Exercise
Bring together all lines of the material below that contain the string "מבחוץ".

Extracted data entries
□ □ □ □ □ □ □
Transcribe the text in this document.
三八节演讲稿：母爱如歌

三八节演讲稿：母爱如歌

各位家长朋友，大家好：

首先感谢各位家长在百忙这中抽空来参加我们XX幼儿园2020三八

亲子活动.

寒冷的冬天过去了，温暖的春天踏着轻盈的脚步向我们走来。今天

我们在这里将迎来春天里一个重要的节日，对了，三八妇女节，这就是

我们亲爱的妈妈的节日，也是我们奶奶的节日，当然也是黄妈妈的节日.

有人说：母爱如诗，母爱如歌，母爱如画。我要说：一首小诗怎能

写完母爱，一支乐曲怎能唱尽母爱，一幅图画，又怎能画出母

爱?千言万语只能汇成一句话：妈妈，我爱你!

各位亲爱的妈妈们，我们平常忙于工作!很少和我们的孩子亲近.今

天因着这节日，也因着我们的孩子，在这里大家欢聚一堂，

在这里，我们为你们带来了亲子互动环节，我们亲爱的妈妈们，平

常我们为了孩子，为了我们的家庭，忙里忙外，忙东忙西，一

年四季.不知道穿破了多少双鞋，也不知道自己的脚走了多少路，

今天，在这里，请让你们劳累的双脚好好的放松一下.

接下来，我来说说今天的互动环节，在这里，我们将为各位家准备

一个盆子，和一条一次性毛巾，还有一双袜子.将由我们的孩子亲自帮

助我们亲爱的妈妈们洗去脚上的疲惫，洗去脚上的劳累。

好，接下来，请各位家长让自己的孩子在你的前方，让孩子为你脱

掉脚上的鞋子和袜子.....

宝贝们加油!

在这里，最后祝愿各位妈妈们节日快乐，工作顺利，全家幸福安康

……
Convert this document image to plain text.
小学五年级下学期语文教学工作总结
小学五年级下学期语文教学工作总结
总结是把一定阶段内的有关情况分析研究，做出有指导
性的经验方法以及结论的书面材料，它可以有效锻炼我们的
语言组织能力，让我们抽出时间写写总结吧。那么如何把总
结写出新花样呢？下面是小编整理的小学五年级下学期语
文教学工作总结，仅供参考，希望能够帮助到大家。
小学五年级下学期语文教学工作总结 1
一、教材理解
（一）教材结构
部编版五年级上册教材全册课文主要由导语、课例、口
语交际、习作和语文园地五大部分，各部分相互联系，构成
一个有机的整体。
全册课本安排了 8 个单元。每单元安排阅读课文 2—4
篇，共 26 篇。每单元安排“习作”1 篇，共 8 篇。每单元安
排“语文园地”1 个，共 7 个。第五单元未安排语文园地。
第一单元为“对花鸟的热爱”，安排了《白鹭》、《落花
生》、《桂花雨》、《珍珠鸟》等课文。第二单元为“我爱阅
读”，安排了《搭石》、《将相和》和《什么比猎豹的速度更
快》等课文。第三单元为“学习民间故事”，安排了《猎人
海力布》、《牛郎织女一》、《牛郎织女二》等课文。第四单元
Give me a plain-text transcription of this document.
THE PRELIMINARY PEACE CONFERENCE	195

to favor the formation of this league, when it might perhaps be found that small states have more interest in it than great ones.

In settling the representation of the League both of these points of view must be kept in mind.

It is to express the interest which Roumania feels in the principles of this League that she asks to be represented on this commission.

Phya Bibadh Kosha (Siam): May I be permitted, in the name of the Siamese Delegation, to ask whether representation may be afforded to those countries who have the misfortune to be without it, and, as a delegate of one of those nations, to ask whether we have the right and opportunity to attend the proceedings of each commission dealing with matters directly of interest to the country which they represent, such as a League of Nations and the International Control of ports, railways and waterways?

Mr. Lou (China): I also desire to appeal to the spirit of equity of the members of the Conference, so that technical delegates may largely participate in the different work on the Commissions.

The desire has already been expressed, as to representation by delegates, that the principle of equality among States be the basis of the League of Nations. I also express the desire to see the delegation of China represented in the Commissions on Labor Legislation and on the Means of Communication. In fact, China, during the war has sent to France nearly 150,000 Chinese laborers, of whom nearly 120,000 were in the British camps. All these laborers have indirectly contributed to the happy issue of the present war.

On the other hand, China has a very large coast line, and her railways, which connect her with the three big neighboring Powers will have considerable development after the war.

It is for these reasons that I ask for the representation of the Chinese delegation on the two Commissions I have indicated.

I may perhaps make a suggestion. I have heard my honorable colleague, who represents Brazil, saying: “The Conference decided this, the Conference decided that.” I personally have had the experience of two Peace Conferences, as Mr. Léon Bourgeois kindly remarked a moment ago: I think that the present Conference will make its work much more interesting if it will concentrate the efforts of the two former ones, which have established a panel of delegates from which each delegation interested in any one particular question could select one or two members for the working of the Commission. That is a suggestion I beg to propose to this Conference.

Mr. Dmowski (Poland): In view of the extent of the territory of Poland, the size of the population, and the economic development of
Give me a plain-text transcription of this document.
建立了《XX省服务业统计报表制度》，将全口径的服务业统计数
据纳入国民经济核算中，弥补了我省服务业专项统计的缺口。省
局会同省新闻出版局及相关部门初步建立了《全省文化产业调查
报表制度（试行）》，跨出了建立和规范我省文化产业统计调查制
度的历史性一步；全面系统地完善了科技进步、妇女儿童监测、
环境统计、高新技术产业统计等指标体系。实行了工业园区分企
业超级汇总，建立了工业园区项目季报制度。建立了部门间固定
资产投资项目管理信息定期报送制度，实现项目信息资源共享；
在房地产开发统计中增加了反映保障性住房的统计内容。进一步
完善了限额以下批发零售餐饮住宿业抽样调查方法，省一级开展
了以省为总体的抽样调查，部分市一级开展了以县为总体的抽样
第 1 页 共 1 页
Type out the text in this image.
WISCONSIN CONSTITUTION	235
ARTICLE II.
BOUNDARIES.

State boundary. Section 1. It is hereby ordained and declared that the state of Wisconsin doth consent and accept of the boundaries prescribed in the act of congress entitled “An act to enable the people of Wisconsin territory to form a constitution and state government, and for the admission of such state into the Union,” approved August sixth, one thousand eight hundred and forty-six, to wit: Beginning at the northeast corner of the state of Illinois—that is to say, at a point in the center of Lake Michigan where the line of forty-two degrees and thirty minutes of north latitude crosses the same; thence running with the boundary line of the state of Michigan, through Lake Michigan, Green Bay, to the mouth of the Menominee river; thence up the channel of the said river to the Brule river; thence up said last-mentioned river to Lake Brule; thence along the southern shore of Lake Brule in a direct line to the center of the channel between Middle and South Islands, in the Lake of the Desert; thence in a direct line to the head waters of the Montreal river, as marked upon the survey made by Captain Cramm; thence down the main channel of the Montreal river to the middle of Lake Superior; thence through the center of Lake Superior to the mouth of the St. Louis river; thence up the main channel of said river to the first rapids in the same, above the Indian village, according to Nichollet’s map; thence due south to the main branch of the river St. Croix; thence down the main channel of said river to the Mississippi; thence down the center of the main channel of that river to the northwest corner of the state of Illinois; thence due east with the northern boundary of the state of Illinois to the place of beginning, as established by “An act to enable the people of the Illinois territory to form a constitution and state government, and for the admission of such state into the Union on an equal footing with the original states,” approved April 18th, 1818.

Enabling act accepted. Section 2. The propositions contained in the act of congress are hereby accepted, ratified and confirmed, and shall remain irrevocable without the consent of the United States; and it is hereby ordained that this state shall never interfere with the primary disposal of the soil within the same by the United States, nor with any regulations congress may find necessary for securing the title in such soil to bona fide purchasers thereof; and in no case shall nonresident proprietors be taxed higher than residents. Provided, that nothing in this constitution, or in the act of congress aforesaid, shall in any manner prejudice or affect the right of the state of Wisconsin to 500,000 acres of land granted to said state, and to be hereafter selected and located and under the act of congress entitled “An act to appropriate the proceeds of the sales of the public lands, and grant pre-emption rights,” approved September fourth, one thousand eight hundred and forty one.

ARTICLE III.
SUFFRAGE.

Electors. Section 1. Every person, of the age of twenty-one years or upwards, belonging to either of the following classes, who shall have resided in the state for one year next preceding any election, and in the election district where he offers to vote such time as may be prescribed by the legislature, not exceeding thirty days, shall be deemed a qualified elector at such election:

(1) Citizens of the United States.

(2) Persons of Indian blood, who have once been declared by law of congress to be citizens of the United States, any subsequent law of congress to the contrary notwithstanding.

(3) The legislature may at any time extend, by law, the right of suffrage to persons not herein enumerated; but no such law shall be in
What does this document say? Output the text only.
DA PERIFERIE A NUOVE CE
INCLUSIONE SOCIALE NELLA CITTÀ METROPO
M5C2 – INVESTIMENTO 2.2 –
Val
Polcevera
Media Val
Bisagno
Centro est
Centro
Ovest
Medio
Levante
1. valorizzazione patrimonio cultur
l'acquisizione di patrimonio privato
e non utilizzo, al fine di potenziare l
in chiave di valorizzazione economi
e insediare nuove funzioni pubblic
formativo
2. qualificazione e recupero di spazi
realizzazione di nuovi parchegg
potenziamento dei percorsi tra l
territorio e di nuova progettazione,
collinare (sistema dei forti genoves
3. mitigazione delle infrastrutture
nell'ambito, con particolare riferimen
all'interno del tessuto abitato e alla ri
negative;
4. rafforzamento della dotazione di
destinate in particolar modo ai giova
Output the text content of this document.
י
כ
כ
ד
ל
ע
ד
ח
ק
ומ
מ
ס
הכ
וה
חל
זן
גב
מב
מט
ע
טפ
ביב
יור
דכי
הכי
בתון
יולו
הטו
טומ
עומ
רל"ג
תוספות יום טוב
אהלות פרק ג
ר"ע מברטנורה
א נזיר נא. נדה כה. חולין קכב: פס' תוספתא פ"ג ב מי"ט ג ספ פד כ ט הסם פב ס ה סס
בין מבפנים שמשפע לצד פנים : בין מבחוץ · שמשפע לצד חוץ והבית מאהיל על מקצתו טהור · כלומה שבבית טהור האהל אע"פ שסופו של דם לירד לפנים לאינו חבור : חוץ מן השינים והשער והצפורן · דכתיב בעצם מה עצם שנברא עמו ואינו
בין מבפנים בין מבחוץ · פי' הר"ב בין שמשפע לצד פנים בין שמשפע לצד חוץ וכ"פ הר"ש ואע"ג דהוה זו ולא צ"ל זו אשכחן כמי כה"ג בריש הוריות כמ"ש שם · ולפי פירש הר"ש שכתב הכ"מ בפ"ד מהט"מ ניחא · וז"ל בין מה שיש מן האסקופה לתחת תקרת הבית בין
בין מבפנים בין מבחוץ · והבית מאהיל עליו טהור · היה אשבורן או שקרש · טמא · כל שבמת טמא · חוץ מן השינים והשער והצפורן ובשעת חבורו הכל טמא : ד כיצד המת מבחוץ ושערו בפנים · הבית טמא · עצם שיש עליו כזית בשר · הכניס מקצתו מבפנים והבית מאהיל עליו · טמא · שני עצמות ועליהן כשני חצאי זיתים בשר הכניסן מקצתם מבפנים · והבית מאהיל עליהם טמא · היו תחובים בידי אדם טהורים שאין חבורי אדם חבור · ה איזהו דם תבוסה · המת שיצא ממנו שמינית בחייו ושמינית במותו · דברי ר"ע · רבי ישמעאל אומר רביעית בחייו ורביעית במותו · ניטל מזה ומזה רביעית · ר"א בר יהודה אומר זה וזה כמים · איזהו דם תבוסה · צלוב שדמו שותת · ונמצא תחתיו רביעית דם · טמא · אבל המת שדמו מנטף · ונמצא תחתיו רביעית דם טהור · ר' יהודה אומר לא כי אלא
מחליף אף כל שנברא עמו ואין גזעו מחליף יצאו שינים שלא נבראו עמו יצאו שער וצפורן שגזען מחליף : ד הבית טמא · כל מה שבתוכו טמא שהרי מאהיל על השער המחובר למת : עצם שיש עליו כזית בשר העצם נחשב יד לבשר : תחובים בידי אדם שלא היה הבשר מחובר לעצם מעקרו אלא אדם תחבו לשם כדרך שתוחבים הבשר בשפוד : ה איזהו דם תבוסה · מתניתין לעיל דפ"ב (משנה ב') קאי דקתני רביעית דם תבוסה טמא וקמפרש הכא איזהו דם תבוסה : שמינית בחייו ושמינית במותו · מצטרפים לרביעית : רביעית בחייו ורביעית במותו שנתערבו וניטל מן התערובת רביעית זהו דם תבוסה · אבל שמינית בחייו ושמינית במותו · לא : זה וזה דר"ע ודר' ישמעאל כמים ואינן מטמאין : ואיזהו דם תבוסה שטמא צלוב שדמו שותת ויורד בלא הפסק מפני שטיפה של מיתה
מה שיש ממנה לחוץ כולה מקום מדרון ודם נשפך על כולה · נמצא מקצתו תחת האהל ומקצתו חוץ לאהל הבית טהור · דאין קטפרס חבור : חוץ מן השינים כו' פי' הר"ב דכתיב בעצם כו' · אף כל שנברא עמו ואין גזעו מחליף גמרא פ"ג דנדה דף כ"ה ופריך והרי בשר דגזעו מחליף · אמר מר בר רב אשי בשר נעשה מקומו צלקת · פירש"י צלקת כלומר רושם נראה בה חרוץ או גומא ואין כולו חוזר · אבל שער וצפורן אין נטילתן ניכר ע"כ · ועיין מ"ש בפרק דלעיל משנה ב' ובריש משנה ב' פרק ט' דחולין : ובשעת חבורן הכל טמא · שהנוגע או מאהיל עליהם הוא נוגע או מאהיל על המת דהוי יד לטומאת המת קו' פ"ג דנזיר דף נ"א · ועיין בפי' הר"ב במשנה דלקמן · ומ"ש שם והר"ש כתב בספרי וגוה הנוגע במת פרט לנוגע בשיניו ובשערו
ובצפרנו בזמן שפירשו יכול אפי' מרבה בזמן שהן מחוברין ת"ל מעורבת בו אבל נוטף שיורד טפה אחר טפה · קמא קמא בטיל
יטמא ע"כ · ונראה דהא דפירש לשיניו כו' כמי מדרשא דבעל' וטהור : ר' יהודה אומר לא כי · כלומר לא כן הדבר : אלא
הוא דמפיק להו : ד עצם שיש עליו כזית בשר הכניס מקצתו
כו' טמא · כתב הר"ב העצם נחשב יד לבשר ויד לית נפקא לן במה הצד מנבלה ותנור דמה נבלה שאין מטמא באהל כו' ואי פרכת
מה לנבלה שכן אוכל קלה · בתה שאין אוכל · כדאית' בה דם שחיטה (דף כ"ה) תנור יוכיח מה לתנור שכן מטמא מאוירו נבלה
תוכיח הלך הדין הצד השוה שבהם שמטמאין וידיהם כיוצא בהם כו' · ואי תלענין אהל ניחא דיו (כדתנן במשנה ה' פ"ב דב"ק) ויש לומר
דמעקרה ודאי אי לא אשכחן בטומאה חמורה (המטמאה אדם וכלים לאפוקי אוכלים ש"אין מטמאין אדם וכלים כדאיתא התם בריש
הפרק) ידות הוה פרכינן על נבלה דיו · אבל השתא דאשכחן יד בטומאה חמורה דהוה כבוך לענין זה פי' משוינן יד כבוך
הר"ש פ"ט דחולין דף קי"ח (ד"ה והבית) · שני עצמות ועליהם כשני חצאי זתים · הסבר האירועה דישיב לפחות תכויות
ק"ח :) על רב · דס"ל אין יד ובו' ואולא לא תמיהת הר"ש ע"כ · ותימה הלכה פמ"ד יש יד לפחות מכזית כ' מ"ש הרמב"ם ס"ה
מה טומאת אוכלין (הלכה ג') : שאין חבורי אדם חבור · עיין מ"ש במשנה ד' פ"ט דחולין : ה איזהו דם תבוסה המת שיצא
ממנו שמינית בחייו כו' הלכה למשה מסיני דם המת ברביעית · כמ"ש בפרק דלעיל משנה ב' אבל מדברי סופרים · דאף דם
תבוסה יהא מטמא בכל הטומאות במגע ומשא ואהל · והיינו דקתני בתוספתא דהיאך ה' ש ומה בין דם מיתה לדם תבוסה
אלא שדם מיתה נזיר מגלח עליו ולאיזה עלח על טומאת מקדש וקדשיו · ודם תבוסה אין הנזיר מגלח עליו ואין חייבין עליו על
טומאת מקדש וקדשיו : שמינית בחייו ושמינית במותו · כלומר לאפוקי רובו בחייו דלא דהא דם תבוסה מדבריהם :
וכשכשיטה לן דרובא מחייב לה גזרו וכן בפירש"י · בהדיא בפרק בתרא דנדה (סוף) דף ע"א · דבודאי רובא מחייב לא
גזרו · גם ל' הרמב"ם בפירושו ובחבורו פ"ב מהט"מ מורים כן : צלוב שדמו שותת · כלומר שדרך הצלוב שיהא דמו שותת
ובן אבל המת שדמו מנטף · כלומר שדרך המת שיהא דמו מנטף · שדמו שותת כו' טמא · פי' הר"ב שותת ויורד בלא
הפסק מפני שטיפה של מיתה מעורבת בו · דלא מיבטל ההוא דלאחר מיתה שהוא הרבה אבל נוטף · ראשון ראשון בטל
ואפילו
□ □ □ □ □ □ □
Result of the exercise
בין מבפנים שמשפע לצד פנים : בין מבחוץ · שמשפע לצד חוץ והבית מאהיל על מקצתו טהור · כלומה שבבית טהור האהל אע"פ שסופו של דם לירד לפנים לאינו חבור : חוץ מן השינים והשער והצפורן · דכתיב בעצם מה עצם שנברא עמו ואינו
בין מבפנים בין מבחוץ · פי' הר"ב בין שמשפע לצד פנים בין שמשפע לצד חוץ וכ"פ הר"ש ואע"ג דהוה זו ולא צ"ל זו אשכחן כמי כה"ג בריש הוריות כמ"ש שם · ולפי פירש הר"ש שכתב הכ"מ בפ"ד מהט"מ ניחא · וז"ל בין מה שיש מן האסקופה לתחת תקרת הבית בין
בין מבפנים בין מבחוץ · והבית מאהיל עליו טהור · היה אשבורן או שקרש · טמא · כל שבמת טמא · חוץ מן השינים והשער והצפורן ובשעת חבורו הכל טמא : ד כיצד המת מבחוץ ושערו בפנים · הבית טמא · עצם שיש עליו כזית בשר · הכניס מקצתו מבפנים והבית מאהיל עליו · טמא · שני עצמות ועליהן כשני חצאי זיתים בשר הכניסן מקצתם מבפנים · והבית מאהיל עליהם טמא · היו תחובים בידי אדם טהורים שאין חבורי אדם חבור · ה איזהו דם תבוסה · המת שיצא ממנו שמינית בחייו ושמינית במותו · דברי ר"ע · רבי ישמעאל אומר רביעית בחייו ורביעית במותו · ניטל מזה ומזה רביעית · ר"א בר יהודה אומר זה וזה כמים · איזהו דם תבוסה · צלוב שדמו שותת · ונמצא תחתיו רביעית דם · טמא · אבל המת שדמו מנטף · ונמצא תחתיו רביעית דם טהור · ר' יהודה אומר לא כי אלא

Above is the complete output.